Restate the listing below word for word, omitting any images.
:::
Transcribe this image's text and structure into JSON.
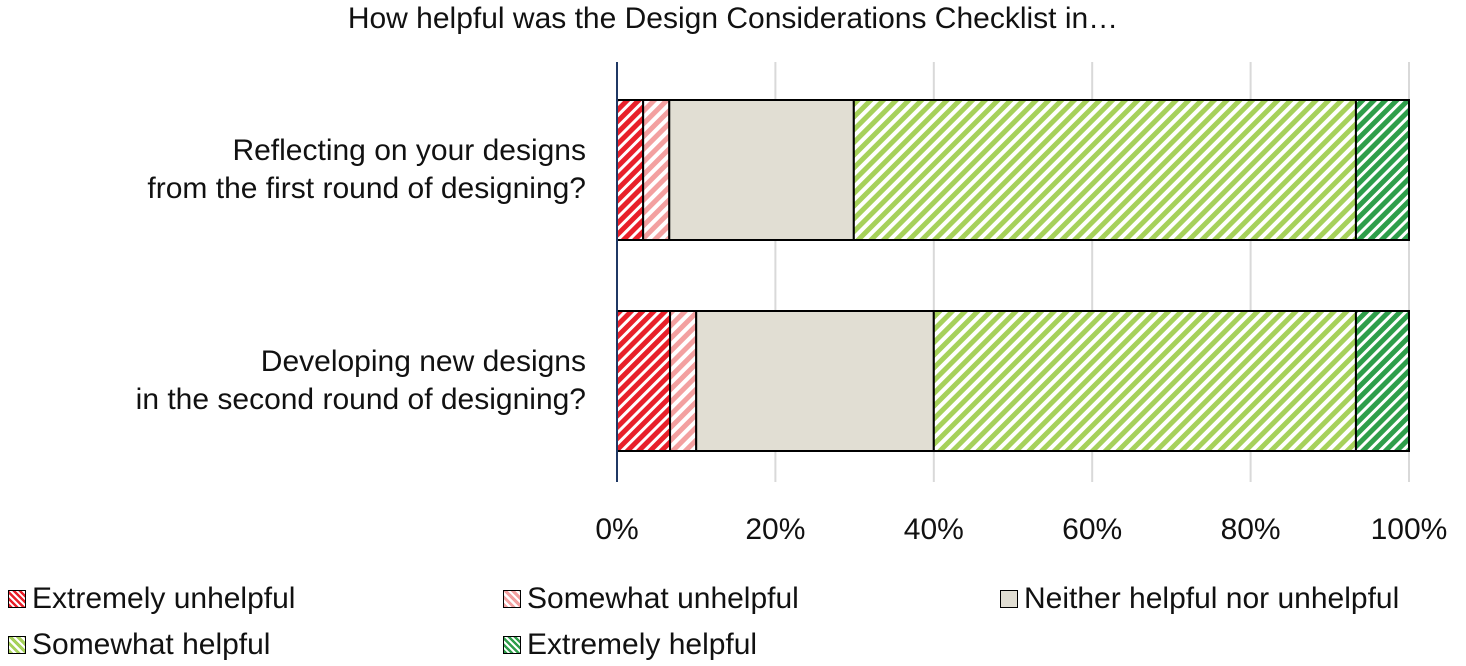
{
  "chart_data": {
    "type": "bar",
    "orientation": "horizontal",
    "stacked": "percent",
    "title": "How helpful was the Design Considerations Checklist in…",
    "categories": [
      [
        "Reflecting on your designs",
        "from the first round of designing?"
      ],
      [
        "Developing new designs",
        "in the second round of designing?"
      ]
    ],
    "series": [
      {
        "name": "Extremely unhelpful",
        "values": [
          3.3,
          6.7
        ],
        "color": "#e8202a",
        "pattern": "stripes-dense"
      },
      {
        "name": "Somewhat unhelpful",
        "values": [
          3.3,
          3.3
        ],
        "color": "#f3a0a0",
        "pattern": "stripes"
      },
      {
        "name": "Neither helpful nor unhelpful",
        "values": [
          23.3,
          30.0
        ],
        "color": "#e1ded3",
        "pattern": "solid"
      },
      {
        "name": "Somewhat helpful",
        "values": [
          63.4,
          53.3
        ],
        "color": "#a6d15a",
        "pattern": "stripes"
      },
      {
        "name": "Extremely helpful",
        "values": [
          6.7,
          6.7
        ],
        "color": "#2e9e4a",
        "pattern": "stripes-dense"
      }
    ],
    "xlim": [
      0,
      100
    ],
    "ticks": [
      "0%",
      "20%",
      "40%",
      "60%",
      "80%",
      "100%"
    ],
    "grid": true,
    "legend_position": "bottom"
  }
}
:::
Answer for this exercise -
Transcribe this image's text and structure into JSON.
{
  "chart_data": {
    "type": "bar",
    "orientation": "horizontal",
    "stacked": "percent",
    "title": "How helpful was the Design Considerations Checklist in…",
    "categories": [
      [
        "Reflecting on your designs",
        "from the first round of designing?"
      ],
      [
        "Developing new designs",
        "in the second round of designing?"
      ]
    ],
    "series": [
      {
        "name": "Extremely unhelpful",
        "values": [
          3.3,
          6.7
        ],
        "color": "#e8202a",
        "pattern": "stripes-dense"
      },
      {
        "name": "Somewhat unhelpful",
        "values": [
          3.3,
          3.3
        ],
        "color": "#f3a0a0",
        "pattern": "stripes"
      },
      {
        "name": "Neither helpful nor unhelpful",
        "values": [
          23.3,
          30.0
        ],
        "color": "#e1ded3",
        "pattern": "solid"
      },
      {
        "name": "Somewhat helpful",
        "values": [
          63.4,
          53.3
        ],
        "color": "#a6d15a",
        "pattern": "stripes"
      },
      {
        "name": "Extremely helpful",
        "values": [
          6.7,
          6.7
        ],
        "color": "#2e9e4a",
        "pattern": "stripes-dense"
      }
    ],
    "xlim": [
      0,
      100
    ],
    "ticks": [
      "0%",
      "20%",
      "40%",
      "60%",
      "80%",
      "100%"
    ],
    "grid": true,
    "legend_position": "bottom"
  }
}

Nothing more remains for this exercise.